─── Records provided
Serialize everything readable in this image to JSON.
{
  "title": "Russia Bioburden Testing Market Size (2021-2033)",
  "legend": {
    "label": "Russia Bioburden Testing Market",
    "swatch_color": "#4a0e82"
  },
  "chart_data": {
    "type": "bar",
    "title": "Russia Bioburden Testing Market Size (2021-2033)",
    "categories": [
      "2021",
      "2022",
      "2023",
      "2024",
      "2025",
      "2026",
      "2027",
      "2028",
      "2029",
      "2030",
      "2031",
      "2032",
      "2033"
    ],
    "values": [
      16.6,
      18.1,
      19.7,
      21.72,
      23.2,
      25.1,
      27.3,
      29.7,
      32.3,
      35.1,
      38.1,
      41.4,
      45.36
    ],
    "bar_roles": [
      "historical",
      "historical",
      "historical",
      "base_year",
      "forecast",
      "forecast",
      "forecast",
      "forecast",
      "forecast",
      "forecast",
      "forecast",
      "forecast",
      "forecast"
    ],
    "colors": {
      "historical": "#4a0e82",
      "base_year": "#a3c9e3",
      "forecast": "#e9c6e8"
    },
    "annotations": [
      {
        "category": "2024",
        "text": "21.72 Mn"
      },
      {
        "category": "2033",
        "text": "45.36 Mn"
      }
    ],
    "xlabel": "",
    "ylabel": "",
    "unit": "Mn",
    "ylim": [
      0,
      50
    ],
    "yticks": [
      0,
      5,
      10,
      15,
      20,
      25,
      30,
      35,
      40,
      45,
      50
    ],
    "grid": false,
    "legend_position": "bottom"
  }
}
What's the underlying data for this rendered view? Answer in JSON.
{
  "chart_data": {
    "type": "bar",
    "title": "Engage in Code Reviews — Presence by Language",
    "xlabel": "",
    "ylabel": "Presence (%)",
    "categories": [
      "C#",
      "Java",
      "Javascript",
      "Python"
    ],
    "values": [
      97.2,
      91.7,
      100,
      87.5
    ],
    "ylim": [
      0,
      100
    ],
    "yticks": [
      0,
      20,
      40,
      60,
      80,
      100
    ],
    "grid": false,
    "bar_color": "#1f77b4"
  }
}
──────
Requirement: Copy every line above that includes the string "this".

Reply to the exercise:
Serialize everything readable in this image to JSON.
What's the underlying data for this rendered view? Answer in JSON.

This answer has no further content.